##### Data for this exercise

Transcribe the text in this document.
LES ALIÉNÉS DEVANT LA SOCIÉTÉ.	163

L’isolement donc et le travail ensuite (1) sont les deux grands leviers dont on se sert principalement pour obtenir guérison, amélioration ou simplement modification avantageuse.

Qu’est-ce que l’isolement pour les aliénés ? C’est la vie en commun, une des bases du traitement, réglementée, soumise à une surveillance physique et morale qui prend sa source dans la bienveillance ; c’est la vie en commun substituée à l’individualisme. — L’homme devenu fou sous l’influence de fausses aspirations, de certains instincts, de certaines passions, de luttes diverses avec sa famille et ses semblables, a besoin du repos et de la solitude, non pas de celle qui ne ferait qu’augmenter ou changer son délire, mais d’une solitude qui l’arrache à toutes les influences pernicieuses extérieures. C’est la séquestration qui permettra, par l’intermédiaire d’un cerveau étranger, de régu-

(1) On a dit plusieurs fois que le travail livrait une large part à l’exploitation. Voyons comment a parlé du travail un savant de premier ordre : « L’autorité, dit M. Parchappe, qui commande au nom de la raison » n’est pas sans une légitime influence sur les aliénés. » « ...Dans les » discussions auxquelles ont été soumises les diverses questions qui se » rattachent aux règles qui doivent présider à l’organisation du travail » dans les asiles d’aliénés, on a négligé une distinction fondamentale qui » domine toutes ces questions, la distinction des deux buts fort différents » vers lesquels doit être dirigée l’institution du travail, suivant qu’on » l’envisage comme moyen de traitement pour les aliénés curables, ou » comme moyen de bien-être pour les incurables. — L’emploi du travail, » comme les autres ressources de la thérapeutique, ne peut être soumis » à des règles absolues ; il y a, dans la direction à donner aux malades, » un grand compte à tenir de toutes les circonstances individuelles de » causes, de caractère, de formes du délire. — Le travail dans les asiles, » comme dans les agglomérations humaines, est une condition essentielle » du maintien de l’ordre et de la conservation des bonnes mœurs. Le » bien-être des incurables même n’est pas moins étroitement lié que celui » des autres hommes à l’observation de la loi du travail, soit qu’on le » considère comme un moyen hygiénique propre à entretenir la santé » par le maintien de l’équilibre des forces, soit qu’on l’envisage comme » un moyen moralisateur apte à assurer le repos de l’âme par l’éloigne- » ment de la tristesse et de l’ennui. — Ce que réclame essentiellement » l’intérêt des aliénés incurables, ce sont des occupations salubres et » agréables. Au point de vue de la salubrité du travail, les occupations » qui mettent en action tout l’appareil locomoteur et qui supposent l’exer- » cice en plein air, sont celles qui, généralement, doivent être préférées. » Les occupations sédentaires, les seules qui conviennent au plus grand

##########

Please repeat the material above, word for word and in full.

Transcribe the text in this document.
LES ALIÉNÉS DEVANT LA SOCIÉTÉ.	163

L’isolement donc et le travail ensuite (1) sont les deux grands leviers dont on se sert principalement pour obtenir guérison, amélioration ou simplement modification avantageuse.

Qu’est-ce que l’isolement pour les aliénés ? C’est la vie en commun, une des bases du traitement, réglementée, soumise à une surveillance physique et morale qui prend sa source dans la bienveillance ; c’est la vie en commun substituée à l’individualisme. — L’homme devenu fou sous l’influence de fausses aspirations, de certains instincts, de certaines passions, de luttes diverses avec sa famille et ses semblables, a besoin du repos et de la solitude, non pas de celle qui ne ferait qu’augmenter ou changer son délire, mais d’une solitude qui l’arrache à toutes les influences pernicieuses extérieures. C’est la séquestration qui permettra, par l’intermédiaire d’un cerveau étranger, de régu-

(1) On a dit plusieurs fois que le travail livrait une large part à l’exploitation. Voyons comment a parlé du travail un savant de premier ordre : « L’autorité, dit M. Parchappe, qui commande au nom de la raison » n’est pas sans une légitime influence sur les aliénés. » « ...Dans les » discussions auxquelles ont été soumises les diverses questions qui se » rattachent aux règles qui doivent présider à l’organisation du travail » dans les asiles d’aliénés, on a négligé une distinction fondamentale qui » domine toutes ces questions, la distinction des deux buts fort différents » vers lesquels doit être dirigée l’institution du travail, suivant qu’on » l’envisage comme moyen de traitement pour les aliénés curables, ou » comme moyen de bien-être pour les incurables. — L’emploi du travail, » comme les autres ressources de la thérapeutique, ne peut être soumis » à des règles absolues ; il y a, dans la direction à donner aux malades, » un grand compte à tenir de toutes les circonstances individuelles de » causes, de caractère, de formes du délire. — Le travail dans les asiles, » comme dans les agglomérations humaines, est une condition essentielle » du maintien de l’ordre et de la conservation des bonnes mœurs. Le » bien-être des incurables même n’est pas moins étroitement lié que celui » des autres hommes à l’observation de la loi du travail, soit qu’on le » considère comme un moyen hygiénique propre à entretenir la santé » par le maintien de l’équilibre des forces, soit qu’on l’envisage comme » un moyen moralisateur apte à assurer le repos de l’âme par l’éloigne- » ment de la tristesse et de l’ennui. — Ce que réclame essentiellement » l’intérêt des aliénés incurables, ce sont des occupations salubres et » agréables. Au point de vue de la salubrité du travail, les occupations » qui mettent en action tout l’appareil locomoteur et qui supposent l’exer- » cice en plein air, sont celles qui, généralement, doivent être préférées. » Les occupations sédentaires, les seules qui conviennent au plus grand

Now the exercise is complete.